- AIM
Return every line of the data below that includes the string "связанных".

(Items listed in a dataset)

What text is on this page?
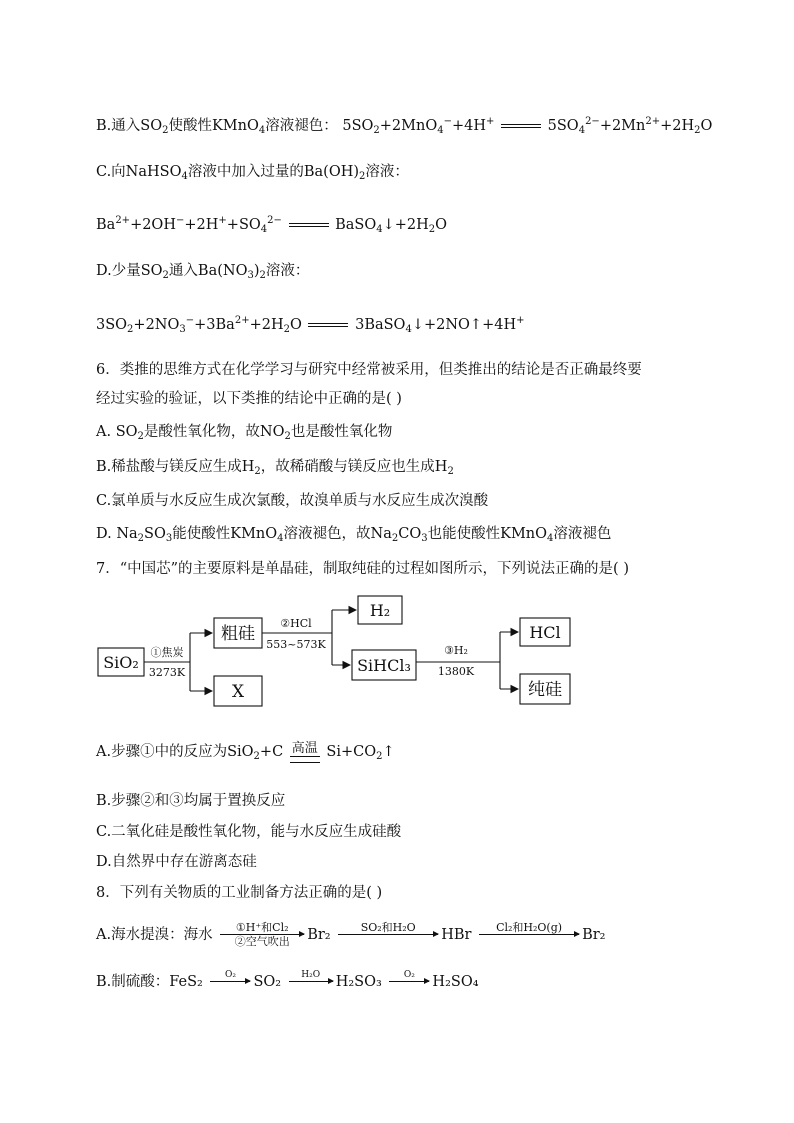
B.通入$SO_2$使酸性KMnO$_4$溶液褪色： $5SO_2+2MnO_4^-+4H^+$	$5SO_4^{2-}+2Mn^{2+}+2H_2O$
C.向NaHSO$_4$溶液中加入过量的$Ba(OH)_2$溶液：
$Ba^{2+}+2OH^-+2H^++SO_4^{2-}$	$BaSO_4↓+2H_2O$
D.少量$SO_2$通入$Ba(NO_3)_2$溶液：
$3SO_2+2NO_3^-+3Ba^{2+}+2H_2O$	3BaSO$_4$↓+2NO↑+4H+
6．类推的思维方式在化学学习与研究中经常被采用，但类推出的结论是否正确最终要
经过实验的验证，以下类推的结论中正确的是( )
A. $SO_2$是酸性氧化物，故$NO_2$也是酸性氧化物
B.稀盐酸与镁反应生成$H_2$，故稀硝酸与镁反应也生成$H_2$
C.氯单质与水反应生成次氯酸，故溴单质与水反应生成次溴酸
D. $Na_2SO_3$能使酸性KMnO$_4$溶液褪色，故$Na_2CO_3$也能使酸性KMnO$_4$溶液褪色
7．“中国芯”的主要原料是单晶硅，制取纯硅的过程如图所示，下列说法正确的是( )
SiO₂
①焦炭
3273K
粗硅
X
②HCl
553~573K
H₂
SiHCl₃
③H₂
1380K
HCl
纯硅
A.步骤①中的反应为SiO$_2$+C 高温 $Si+CO_2↑$
B.步骤②和③均属于置换反应
C.二氧化硅是酸性氧化物，能与水反应生成硅酸
D.自然界中存在游离态硅
8．下列有关物质的工业制备方法正确的是( )
A.海水提溴：海水	①H⁺和Cl₂
②空气吹出	Br₂	SO₂和H₂O
	HBr	Cl₂和H₂O(g)
	Br₂
B.制硫酸：FeS₂	O₂
	SO₂	H₂O
	H₂SO₃	O₂
	H₂SO₄
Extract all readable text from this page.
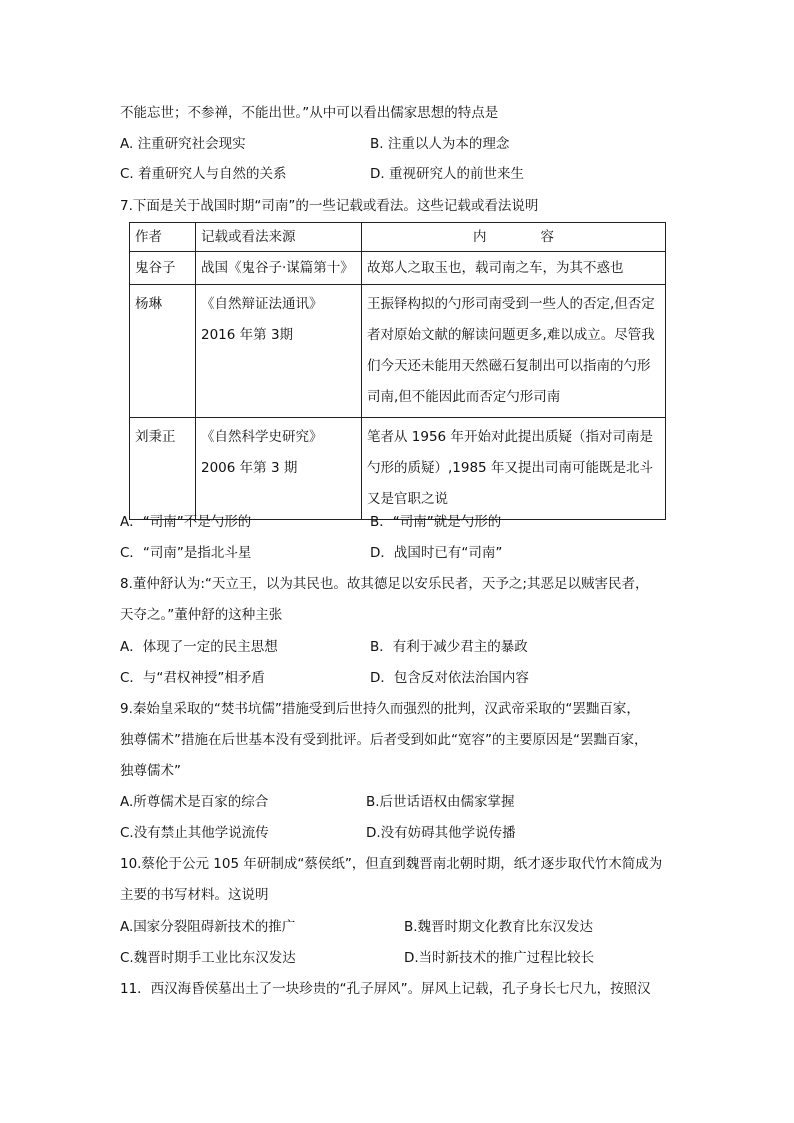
不能忘世；不参禅，不能出世。”从中可以看出儒家思想的特点是
A. 注重研究社会现实	B. 注重以人为本的理念
C. 着重研究人与自然的关系	D. 重视研究人的前世来生
7.下面是关于战国时期“司南”的一些记载或看法。这些记载或看法说明
作者	记载或看法来源	内　　　　容
鬼谷子	战国《鬼谷子·谋篇第十》	故郑人之取玉也，载司南之车，为其不惑也
杨琳	《自然辩证法通讯》2016 年第 3期	王振铎构拟的勺形司南受到一些人的否定,但否定者对原始文献的解读问题更多,难以成立。尽管我们今天还未能用天然磁石复制出可以指南的勺形司南,但不能因此而否定勺形司南
刘秉正	《自然科学史研究》2006 年第 3 期	笔者从 1956 年开始对此提出质疑（指对司南是勺形的质疑）,1985 年又提出司南可能既是北斗又是官职之说
A．“司南”不是勺形的	B．“司南”就是勺形的
C．“司南”是指北斗星	D．战国时已有“司南”
8.董仲舒认为:“天立王，以为其民也。故其德足以安乐民者，天予之;其恶足以贼害民者，
天夺之。”董仲舒的这种主张
A．体现了一定的民主思想	B．有利于减少君主的暴政
C．与“君权神授”相矛盾	D．包含反对依法治国内容
9.秦始皇采取的“焚书坑儒”措施受到后世持久而强烈的批判，汉武帝采取的“罢黜百家，
独尊儒术”措施在后世基本没有受到批评。后者受到如此“宽容”的主要原因是“罢黜百家，
独尊儒术”
A.所尊儒术是百家的综合	B.后世话语权由儒家掌握
C.没有禁止其他学说流传	D.没有妨碍其他学说传播
10.蔡伦于公元 105 年研制成“蔡侯纸”，但直到魏晋南北朝时期，纸才逐步取代竹木简成为
主要的书写材料。这说明
A.国家分裂阻碍新技术的推广	B.魏晋时期文化教育比东汉发达
C.魏晋时期手工业比东汉发达	D.当时新技术的推广过程比较长
11．西汉海昏侯墓出土了一块珍贵的“孔子屏风”。屏风上记载，孔子身长七尺九，按照汉
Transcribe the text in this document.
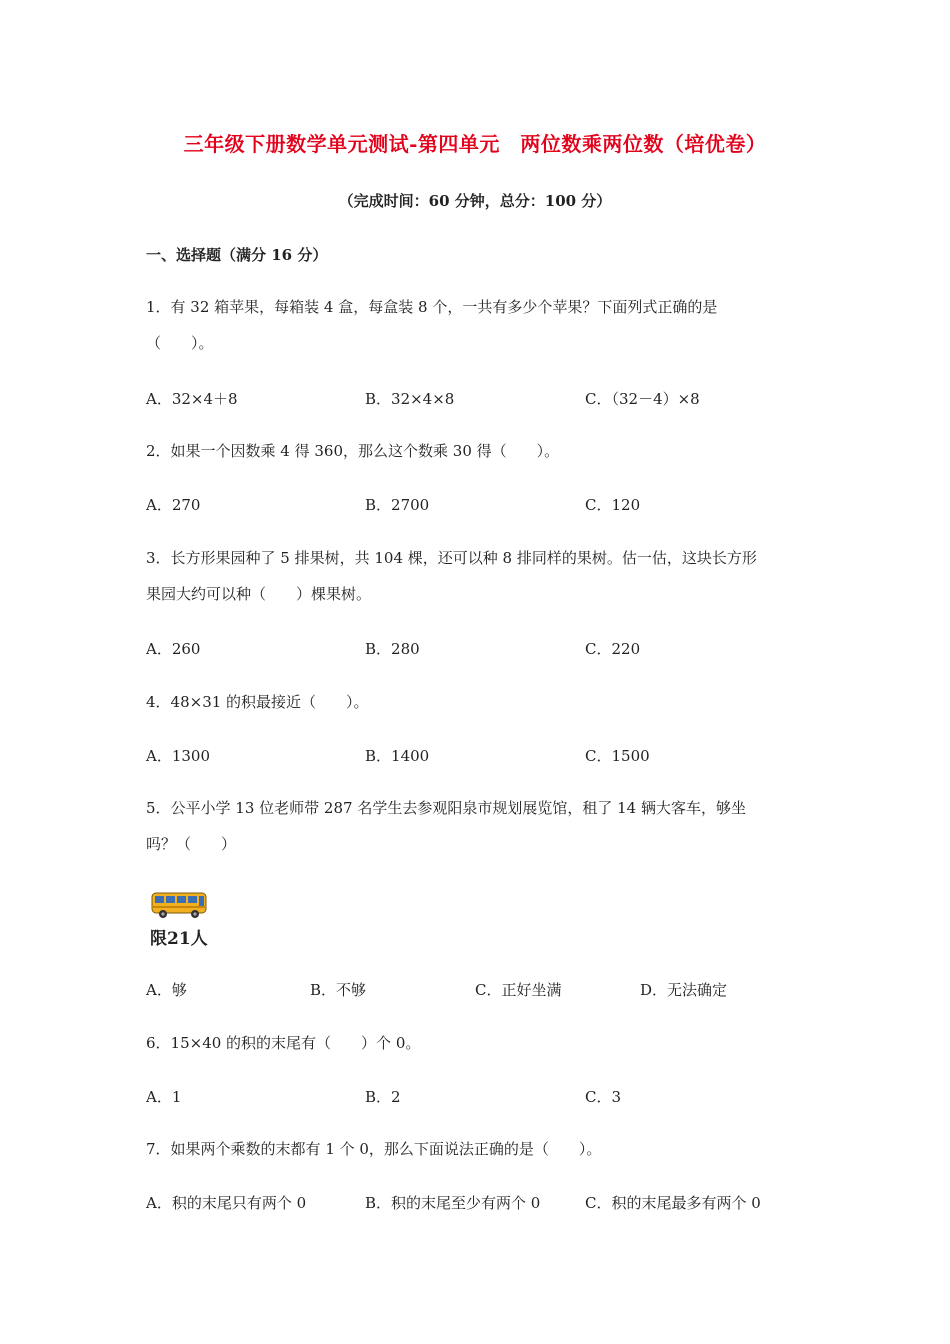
三年级下册数学单元测试-第四单元　两位数乘两位数（培优卷）
（完成时间：60 分钟，总分：100 分）
一、选择题（满分 16 分）
1．有 32 箱苹果，每箱装 4 盒，每盒装 8 个，一共有多少个苹果？下面列式正确的是
（　　）。
A．32×4＋8	B．32×4×8	C．（32－4）×8
2．如果一个因数乘 4 得 360，那么这个数乘 30 得（　　）。
A．270	B．2700	C．120
3．长方形果园种了 5 排果树，共 104 棵，还可以种 8 排同样的果树。估一估，这块长方形
果园大约可以种（　　）棵果树。
A．260	B．280	C．220
4．48×31 的积最接近（　　）。
A．1300	B．1400	C．1500
5．公平小学 13 位老师带 287 名学生去参观阳泉市规划展览馆，租了 14 辆大客车，够坐
吗？（　　）
限21人
A．够	B．不够	C．正好坐满	D．无法确定
6．15×40 的积的末尾有（　　）个 0。
A．1	B．2	C．3
7．如果两个乘数的末都有 1 个 0，那么下面说法正确的是（　　）。
A．积的末尾只有两个 0	B．积的末尾至少有两个 0	C．积的末尾最多有两个 0
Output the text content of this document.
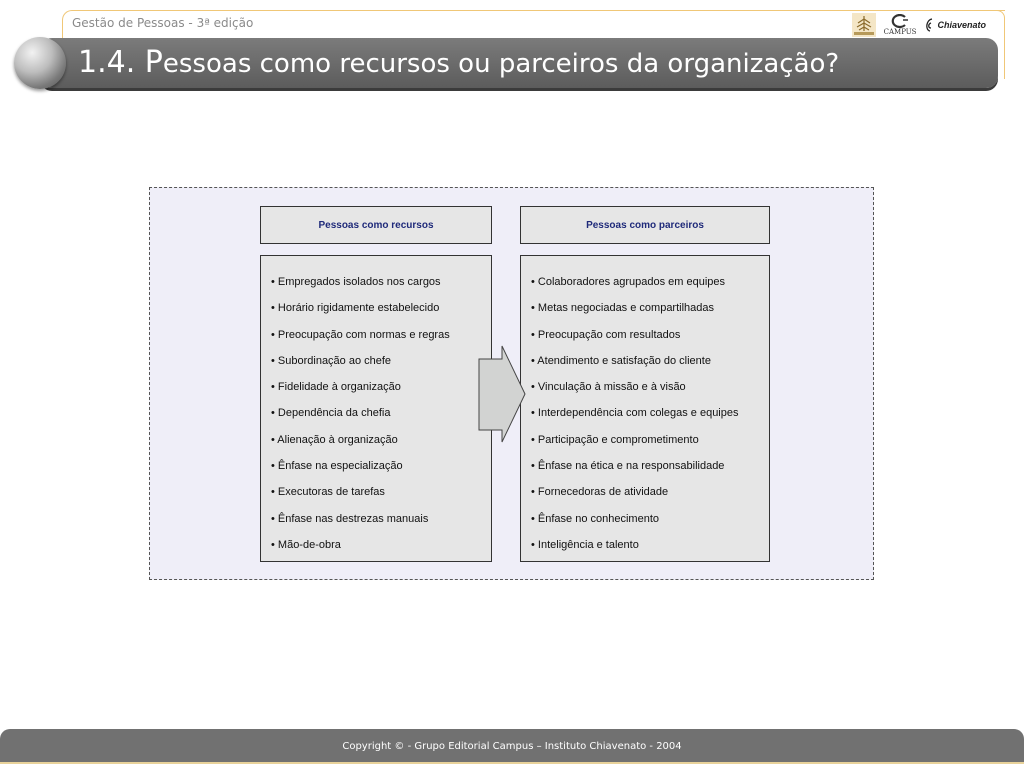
Gestão de Pessoas - 3ª edição
CAMPUS
Chiavenato
1.4. Pessoas como recursos ou parceiros da organização?
Pessoas como recursos	Pessoas como parceiros
• Empregados isolados nos cargos
• Horário rigidamente estabelecido
• Preocupação com normas e regras
• Subordinação ao chefe
• Fidelidade à organização
• Dependência da chefia
• Alienação à organização
• Ênfase na especialização
• Executoras de tarefas
• Ênfase nas destrezas manuais
• Mão-de-obra
• Colaboradores agrupados em equipes
• Metas negociadas e compartilhadas
• Preocupação com resultados
• Atendimento e satisfação do cliente
• Vinculação à missão e à visão
• Interdependência com colegas e equipes
• Participação e comprometimento
• Ênfase na ética e na responsabilidade
• Fornecedoras de atividade
• Ênfase no conhecimento
• Inteligência e talento
Copyright © - Grupo Editorial Campus – Instituto Chiavenato - 2004
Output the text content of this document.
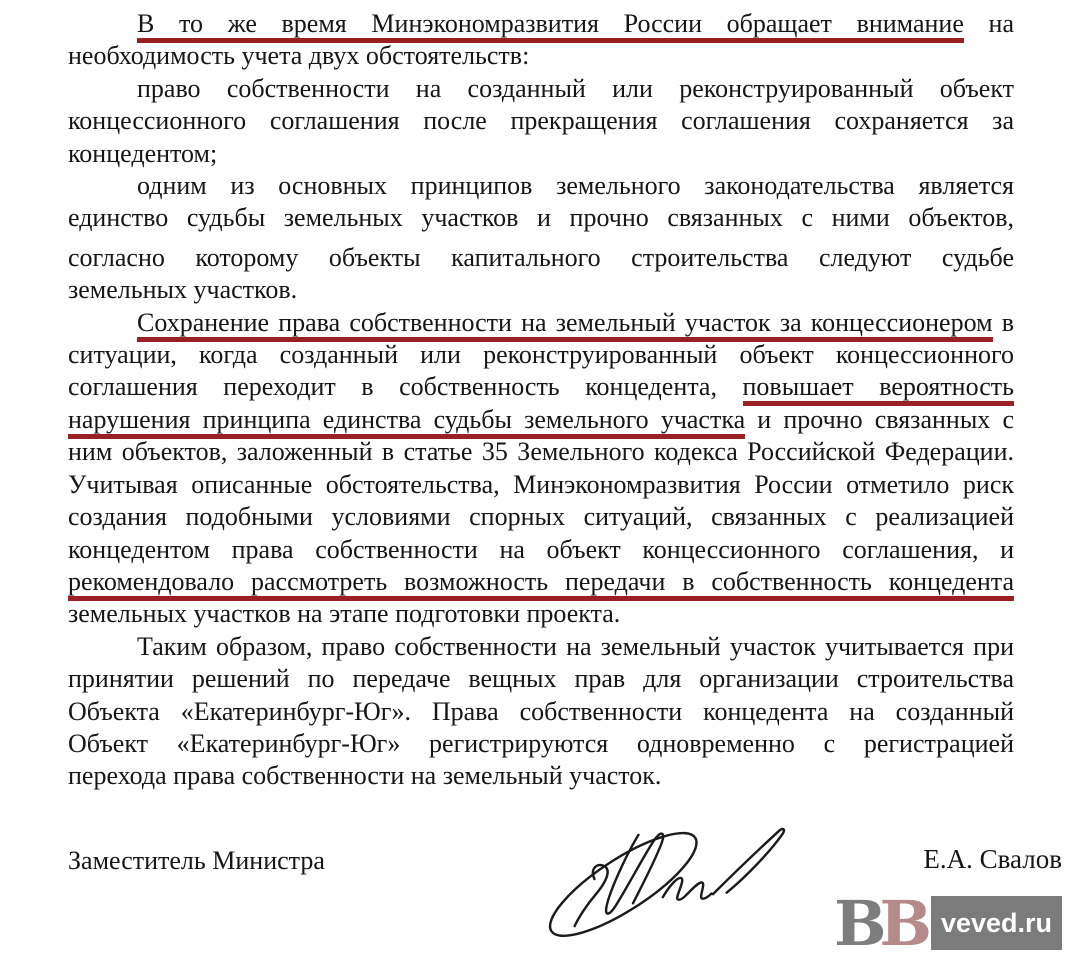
В то же время Минэкономразвития России обращает внимание на
необходимость учета двух обстоятельств:
право собственности на созданный или реконструированный объект
концессионного соглашения после прекращения соглашения сохраняется за
концедентом;
одним из основных принципов земельного законодательства является
единство судьбы земельных участков и прочно связанных с ними объектов,
согласно которому объекты капитального строительства следуют судьбе
земельных участков.
Сохранение права собственности на земельный участок за концессионером в
ситуации, когда созданный или реконструированный объект концессионного
соглашения переходит в собственность концедента, повышает вероятность
нарушения принципа единства судьбы земельного участка и прочно связанных с
ним объектов, заложенный в статье 35 Земельного кодекса Российской Федерации.
Учитывая описанные обстоятельства, Минэкономразвития России отметило риск
создания подобными условиями спорных ситуаций, связанных с реализацией
концедентом права собственности на объект концессионного соглашения, и
рекомендовало рассмотреть возможность передачи в собственность концедента
земельных участков на этапе подготовки проекта.
Таким образом, право собственности на земельный участок учитывается при
принятии решений по передаче вещных прав для организации строительства
Объекта «Екатеринбург-Юг». Права собственности концедента на созданный
Объект «Екатеринбург-Юг» регистрируются одновременно с регистрацией
перехода права собственности на земельный участок.
Заместитель Министра	Е.А. Свалов
BB veved.ru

- ANSWER IN FULL
единство судьбы земельных участков и прочно связанных с ними объектов,
нарушения принципа единства судьбы земельного участка и прочно связанных с
создания подобными условиями спорных ситуаций, связанных с реализацией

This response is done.